== Directions ==
Report the number of lines in these entries that contain "this". Write only the number.
────────────────────────────────────────
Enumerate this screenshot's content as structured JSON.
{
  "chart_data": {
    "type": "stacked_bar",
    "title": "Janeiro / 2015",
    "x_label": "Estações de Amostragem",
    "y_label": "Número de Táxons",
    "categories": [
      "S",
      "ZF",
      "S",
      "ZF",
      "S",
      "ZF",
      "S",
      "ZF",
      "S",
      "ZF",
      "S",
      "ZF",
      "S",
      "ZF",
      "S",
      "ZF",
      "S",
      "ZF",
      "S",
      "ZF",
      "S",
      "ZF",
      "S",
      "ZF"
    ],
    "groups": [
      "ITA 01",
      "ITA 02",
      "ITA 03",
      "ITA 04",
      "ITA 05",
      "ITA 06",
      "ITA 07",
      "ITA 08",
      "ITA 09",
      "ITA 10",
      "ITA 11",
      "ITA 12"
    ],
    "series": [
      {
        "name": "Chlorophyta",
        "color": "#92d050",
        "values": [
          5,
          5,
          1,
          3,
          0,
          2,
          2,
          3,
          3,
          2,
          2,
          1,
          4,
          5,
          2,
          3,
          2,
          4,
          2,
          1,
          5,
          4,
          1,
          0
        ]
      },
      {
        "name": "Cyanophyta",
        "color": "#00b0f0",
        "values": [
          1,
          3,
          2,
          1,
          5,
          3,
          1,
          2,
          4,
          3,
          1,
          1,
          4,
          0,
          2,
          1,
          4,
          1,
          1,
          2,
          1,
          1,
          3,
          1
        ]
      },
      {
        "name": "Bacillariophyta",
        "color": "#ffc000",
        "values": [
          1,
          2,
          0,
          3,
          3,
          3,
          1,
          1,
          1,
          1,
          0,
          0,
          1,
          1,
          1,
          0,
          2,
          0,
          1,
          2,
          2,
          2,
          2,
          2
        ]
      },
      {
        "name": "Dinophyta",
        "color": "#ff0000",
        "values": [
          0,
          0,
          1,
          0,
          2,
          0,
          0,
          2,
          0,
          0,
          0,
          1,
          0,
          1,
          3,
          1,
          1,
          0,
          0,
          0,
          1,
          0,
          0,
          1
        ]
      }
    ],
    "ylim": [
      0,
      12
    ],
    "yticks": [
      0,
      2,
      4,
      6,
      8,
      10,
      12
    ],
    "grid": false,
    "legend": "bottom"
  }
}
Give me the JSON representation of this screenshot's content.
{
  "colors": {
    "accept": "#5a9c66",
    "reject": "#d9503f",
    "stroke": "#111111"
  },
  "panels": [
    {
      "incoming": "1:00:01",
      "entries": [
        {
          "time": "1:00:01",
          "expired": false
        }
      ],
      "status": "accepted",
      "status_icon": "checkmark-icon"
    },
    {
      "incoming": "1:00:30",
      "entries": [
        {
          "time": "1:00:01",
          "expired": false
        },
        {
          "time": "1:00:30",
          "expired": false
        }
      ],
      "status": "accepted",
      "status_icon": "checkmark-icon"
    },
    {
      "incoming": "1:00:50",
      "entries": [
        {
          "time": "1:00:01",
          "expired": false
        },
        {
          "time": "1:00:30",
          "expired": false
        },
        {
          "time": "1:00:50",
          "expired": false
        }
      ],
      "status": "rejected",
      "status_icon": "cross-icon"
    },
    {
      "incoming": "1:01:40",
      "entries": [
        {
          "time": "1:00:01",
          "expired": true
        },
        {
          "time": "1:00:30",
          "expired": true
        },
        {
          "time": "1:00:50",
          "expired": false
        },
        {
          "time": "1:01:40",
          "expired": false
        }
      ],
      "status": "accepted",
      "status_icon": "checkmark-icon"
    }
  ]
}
────────────────────────────────────────
== Solved problem ==
2